Print the records below from the line with "Patent image size: (1452, 969)." to the line with "The capacitor 228 is at (642, 518).", both lines included, repeating each one exactly.

- _DATA RECORDS_
☆ ☆ ☆ ☆ ☆ ☆ ☆
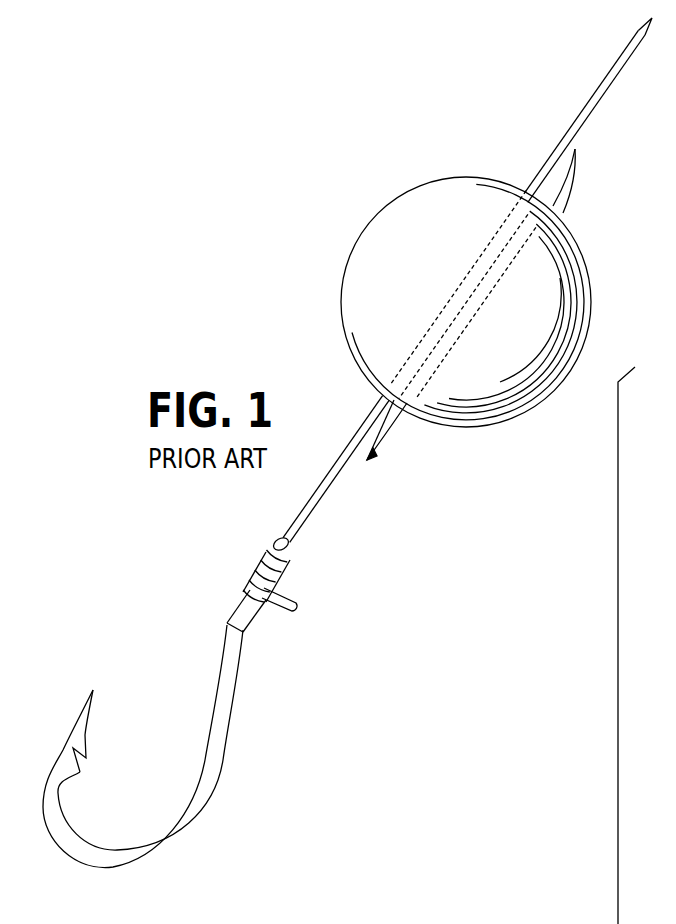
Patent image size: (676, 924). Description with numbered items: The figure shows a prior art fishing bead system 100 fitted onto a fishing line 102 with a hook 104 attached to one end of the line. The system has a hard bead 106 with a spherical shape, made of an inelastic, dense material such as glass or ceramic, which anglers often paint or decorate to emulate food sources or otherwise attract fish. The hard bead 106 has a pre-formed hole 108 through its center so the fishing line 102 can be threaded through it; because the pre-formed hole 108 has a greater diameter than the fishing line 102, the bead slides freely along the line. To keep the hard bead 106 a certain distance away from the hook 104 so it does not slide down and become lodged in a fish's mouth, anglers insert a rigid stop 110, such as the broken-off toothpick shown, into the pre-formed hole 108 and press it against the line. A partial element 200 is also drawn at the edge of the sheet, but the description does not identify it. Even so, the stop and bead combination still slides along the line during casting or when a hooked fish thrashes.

The prior art fishing bead system 100 is at (387, 160).
The fishing line 102 is at (598, 104).
The hook 104 is at (224, 757).
The hard bead 106 is at (342, 306).
The pre-formed hole 108 is at (460, 286).
The rigid stop 110 is at (407, 434).
The fishing rod 200 is at (618, 802).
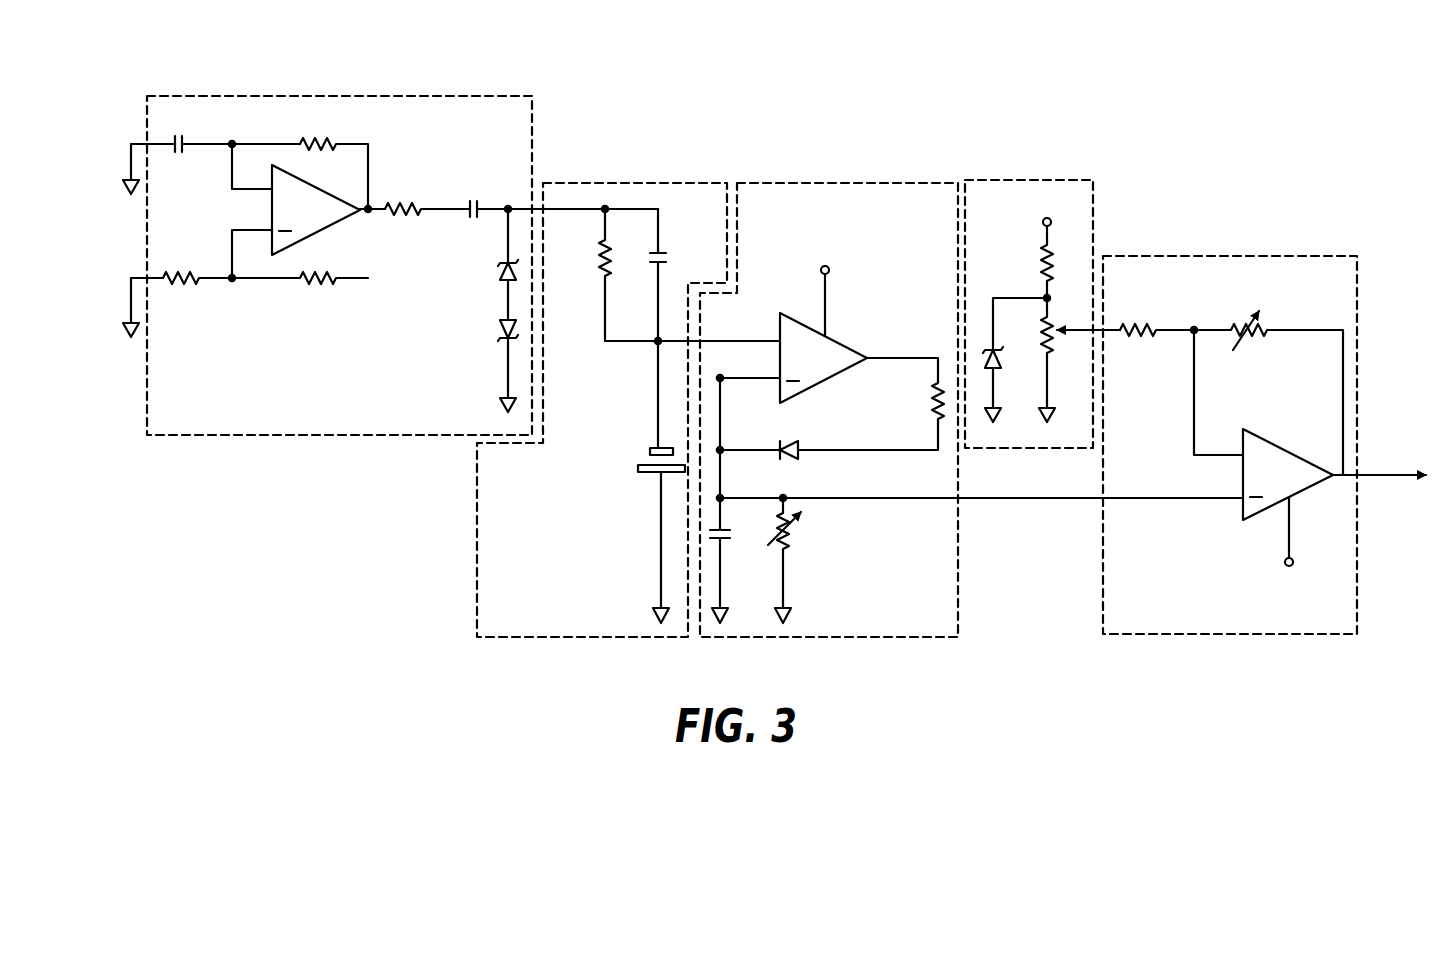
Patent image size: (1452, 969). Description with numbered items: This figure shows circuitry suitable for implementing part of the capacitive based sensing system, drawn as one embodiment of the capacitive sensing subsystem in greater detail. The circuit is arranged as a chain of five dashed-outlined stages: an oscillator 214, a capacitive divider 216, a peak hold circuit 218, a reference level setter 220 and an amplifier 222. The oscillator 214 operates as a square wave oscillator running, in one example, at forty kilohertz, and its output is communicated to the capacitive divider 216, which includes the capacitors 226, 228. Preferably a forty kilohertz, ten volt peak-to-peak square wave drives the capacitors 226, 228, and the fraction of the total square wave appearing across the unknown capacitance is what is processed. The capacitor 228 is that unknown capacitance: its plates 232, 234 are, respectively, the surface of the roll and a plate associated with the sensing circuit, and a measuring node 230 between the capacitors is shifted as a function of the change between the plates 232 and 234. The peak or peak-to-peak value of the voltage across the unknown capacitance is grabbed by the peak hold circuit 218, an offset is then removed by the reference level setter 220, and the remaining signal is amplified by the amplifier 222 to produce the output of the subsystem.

The oscillator 214 is at (390, 238).
The capacitive divider 216 is at (634, 384).
The peak hold circuit 218 is at (971, 384).
The reference level setter 220 is at (1046, 288).
The amplifier 222 is at (1271, 418).
The capacitor 226 is at (668, 275).
The capacitor 228 is at (642, 518).
The measuring node 230 is at (692, 393).
The plate 232 is at (627, 438).
The plate 234 is at (649, 544).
☆ ☆ ☆ ☆ ☆ ☆ ☆
- _COMPLETE RESPONSE_
Patent image size: (1452, 969). Description with numbered items: This figure shows circuitry suitable for implementing part of the capacitive based sensing system, drawn as one embodiment of the capacitive sensing subsystem in greater detail. The circuit is arranged as a chain of five dashed-outlined stages: an oscillator 214, a capacitive divider 216, a peak hold circuit 218, a reference level setter 220 and an amplifier 222. The oscillator 214 operates as a square wave oscillator running, in one example, at forty kilohertz, and its output is communicated to the capacitive divider 216, which includes the capacitors 226, 228. Preferably a forty kilohertz, ten volt peak-to-peak square wave drives the capacitors 226, 228, and the fraction of the total square wave appearing across the unknown capacitance is what is processed. The capacitor 228 is that unknown capacitance: its plates 232, 234 are, respectively, the surface of the roll and a plate associated with the sensing circuit, and a measuring node 230 between the capacitors is shifted as a function of the change between the plates 232 and 234. The peak or peak-to-peak value of the voltage across the unknown capacitance is grabbed by the peak hold circuit 218, an offset is then removed by the reference level setter 220, and the remaining signal is amplified by the amplifier 222 to produce the output of the subsystem.

The oscillator 214 is at (390, 238).
The capacitive divider 216 is at (634, 384).
The peak hold circuit 218 is at (971, 384).
The reference level setter 220 is at (1046, 288).
The amplifier 222 is at (1271, 418).
The capacitor 226 is at (668, 275).
The capacitor 228 is at (642, 518).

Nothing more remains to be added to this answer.